(Dataset records)
[START]

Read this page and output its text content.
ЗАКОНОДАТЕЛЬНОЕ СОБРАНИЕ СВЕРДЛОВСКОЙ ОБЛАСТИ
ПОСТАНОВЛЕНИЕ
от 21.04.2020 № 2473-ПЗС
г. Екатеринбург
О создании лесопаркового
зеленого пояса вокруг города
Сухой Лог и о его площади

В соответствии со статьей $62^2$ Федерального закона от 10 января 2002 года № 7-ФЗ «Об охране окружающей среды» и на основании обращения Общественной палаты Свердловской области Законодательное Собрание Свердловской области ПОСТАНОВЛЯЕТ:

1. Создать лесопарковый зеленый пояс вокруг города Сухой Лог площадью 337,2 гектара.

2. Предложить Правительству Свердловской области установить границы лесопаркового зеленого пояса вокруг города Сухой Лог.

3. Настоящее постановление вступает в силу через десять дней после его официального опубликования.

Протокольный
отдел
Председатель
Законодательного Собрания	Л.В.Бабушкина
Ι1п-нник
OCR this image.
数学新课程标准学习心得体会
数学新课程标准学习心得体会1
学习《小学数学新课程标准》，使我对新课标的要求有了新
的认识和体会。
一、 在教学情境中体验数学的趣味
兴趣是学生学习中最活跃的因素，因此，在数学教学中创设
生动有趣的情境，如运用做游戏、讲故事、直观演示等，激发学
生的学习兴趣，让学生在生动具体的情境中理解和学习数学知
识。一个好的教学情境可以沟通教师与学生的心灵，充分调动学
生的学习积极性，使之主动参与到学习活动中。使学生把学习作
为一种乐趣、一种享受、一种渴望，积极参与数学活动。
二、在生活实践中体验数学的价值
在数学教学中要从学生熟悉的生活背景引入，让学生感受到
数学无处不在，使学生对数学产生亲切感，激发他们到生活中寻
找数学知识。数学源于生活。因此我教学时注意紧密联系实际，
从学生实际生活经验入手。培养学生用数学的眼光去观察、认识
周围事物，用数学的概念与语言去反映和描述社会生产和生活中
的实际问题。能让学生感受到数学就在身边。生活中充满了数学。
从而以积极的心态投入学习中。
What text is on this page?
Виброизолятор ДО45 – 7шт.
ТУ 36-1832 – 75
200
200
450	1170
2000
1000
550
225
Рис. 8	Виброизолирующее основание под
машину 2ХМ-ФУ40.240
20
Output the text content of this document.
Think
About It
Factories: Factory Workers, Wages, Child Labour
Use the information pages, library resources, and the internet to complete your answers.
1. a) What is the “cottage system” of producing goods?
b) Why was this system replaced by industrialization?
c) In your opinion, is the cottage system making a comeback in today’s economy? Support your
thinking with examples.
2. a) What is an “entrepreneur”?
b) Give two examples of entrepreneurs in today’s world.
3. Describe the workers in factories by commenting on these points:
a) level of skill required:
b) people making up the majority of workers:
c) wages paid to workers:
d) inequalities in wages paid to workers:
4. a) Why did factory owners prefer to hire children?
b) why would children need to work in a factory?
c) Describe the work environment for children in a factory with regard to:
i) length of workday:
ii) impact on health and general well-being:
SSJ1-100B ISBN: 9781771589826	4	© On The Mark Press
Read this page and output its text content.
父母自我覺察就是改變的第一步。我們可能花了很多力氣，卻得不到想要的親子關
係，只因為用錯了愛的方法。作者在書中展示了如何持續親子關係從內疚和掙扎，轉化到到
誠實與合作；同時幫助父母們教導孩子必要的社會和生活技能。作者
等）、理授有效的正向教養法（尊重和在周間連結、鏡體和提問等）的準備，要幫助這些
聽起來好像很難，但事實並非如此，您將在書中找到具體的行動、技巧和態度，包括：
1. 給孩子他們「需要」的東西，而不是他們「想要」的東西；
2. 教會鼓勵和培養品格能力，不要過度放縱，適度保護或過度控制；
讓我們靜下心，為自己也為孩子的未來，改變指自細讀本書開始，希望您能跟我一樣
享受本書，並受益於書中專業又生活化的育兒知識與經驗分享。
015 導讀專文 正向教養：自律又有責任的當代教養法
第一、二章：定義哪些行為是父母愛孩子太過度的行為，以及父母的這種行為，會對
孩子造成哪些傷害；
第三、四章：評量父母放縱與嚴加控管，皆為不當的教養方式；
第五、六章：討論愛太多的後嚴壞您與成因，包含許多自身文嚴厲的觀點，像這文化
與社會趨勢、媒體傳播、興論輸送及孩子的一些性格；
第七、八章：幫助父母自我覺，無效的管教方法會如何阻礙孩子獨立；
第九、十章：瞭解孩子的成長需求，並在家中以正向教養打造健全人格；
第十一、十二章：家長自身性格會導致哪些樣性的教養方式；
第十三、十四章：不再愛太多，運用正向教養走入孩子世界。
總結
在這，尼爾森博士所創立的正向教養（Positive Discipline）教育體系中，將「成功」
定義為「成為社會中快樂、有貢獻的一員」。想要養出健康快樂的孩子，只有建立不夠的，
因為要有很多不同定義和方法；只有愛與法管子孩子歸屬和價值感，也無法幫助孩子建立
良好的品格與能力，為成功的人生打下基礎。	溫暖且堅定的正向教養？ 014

[END]

» Given problem
Select and copy every line of the material that holds the string "Describe".

» Problem solution
3. Describe the workers in factories by commenting on these points:
c) Describe the work environment for children in a factory with regard to:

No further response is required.